# ENCARGO A
Reproduce sin cambios las líneas del listado desde su comienzo hasta la línea que contiene "legend: Asistió a", incluida esta.

# TEXTO FUENTE
.....

DIARIO DE UN ESCRITOR
Arán, 4 de enero de 2012
Ahora que todo el mundo deja de fumar yo, que nunca había fumado sino ocasionalmente, cuando alguien me ofrecía un cigarrillo, fumador social, fumo, sin engancharme al vicio. Una o dos pipas diarias. Tabaco Amsterdamer, porque era el que fumaba cuando era muy joven y también tenía pipa. Además, la cazoleta incandescente y humeante es una buena compañía para el escritor, le seda, le hace ser más reflexivo, no tan abocado al texto porque debe cuidar que no se le apague la pipa.
Estuve los tres días últimos escribiendo ese relato de terror que ha resultado no serlo; fantástico, si hubiera que definirlo. Inquietante con dosis de amor. Amor por un fantasma. Lo he escrito en primera persona, pero no soy yo el protagonista, aunque tenga alguna de mis características: es escritor. Pero de novela fantástica. He tomado prestado del pasado un escenario que vi, una enorme casa del Ensanche barcelonés que, durante mi sexta vida, visité con la intención de comprar. Era uno de los pisos más grandes y hermosos que había visto, en pleno centro de la ciudad, pero antiguo, con pasillos enormes sin fin (había visto ya El resplandor de Kubrick) y seguro que lleno de fantasmas porque tuve la percepción de que en aquella casa de principios de siglo había muerto mucha gente antes, quizá en las propias habitaciones, porque antes la gente, no como ahora, moría en sus casas y allí se las velaba. Así es que fueron todos esos pensamientos lúgubres los que me hicieron desistir de comprar aquella casa a dos pasos del hotel Ritz, señorial, con chimenea y un salón de estar ideal para dar fiestas, pero con largos y oscuros pasillos y vecinos ancianos que se irían muriendo a poco que me instalara. La casa quedó aparcada en mi memoria, y ahora me la descargo para ese relato fantástico con algún que otro escalofrío de horror. No sé por qué razón el protagonista de esa historia, que también es el narrador, es de origen ruso. Quizá lo haya tomado de la pareja de La chica que admiraba a León Trotsky que nació en Rusia. Sí, algo de él tiene. He robado el alma y el físico a un portero que tuve en la tercera casa de mi sexta vida, alguien que habría contratado David Lynch para interpretar El hombre elefante tal cual, sin añadir nada a su monstruosa apariencia. Y le he robado el físico, y casi el alma, a una chica que conozco para que sea el fantasma que inquieta los sueños de mi protagonista ruso, que se le aparece y desaparece noche tras noche sin que llegue a saber si existe en la realidad o no. Así es que he metido todos esos elementos en la coctelera literaria, los he agitado y ha surgido la historia que no ha sido como yo lo había planeado, que se ha torcido y derivado hacia dónde ha querido ella, la historia. La magia de la literatura.

.....

# DATOS DEL LISTADO
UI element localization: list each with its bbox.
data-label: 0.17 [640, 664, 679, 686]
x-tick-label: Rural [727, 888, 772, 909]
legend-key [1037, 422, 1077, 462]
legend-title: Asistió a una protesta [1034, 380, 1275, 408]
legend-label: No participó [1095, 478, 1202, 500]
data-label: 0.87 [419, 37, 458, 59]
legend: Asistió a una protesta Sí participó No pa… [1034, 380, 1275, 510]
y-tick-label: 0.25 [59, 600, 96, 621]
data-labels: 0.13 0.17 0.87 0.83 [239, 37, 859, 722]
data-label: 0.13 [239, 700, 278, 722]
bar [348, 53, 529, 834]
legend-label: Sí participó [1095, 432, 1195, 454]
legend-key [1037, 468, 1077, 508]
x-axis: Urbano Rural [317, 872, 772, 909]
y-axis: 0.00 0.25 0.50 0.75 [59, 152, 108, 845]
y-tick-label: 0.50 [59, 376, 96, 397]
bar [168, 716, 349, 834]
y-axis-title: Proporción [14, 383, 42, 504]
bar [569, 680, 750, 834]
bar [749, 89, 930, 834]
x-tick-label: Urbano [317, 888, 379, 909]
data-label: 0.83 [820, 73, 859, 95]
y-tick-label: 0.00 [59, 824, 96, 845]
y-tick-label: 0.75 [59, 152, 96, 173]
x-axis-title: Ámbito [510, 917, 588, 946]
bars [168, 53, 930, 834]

.....

# ENCARGO B
Por favor, resume en forma de lista el párrafo del diario que empieza con "Ahora que todo el mundo deja de fumar", conservando sus datos principales.

# RESULTADO A
UI element localization: list each with its bbox.
data-label: 0.17 [640, 664, 679, 686]
x-tick-label: Rural [727, 888, 772, 909]
legend-key [1037, 422, 1077, 462]
legend-title: Asistió a una protesta [1034, 380, 1275, 408]
legend-label: No participó [1095, 478, 1202, 500]
data-label: 0.87 [419, 37, 458, 59]
legend: Asistió a una protesta Sí participó No pa… [1034, 380, 1275, 510]

# RESULTADO B
- Cuando todo el mundo deja de fumar, empieza a fumar sin engancharse al vicio. Antes solo fumaba ocasionalmente, como fumador social, cuando le ofrecían un cigarrillo.
- Fuma una o dos pipas al día.
- Usa tabaco Amsterdamer, el que fumaba de muy joven, cuando también tenía pipa.
- Considera la pipa encendida una buena compañía para el escritor. Lo seda y lo hace más reflexivo. Además, está menos abocado al texto porque debe cuidar que la pipa no se apague.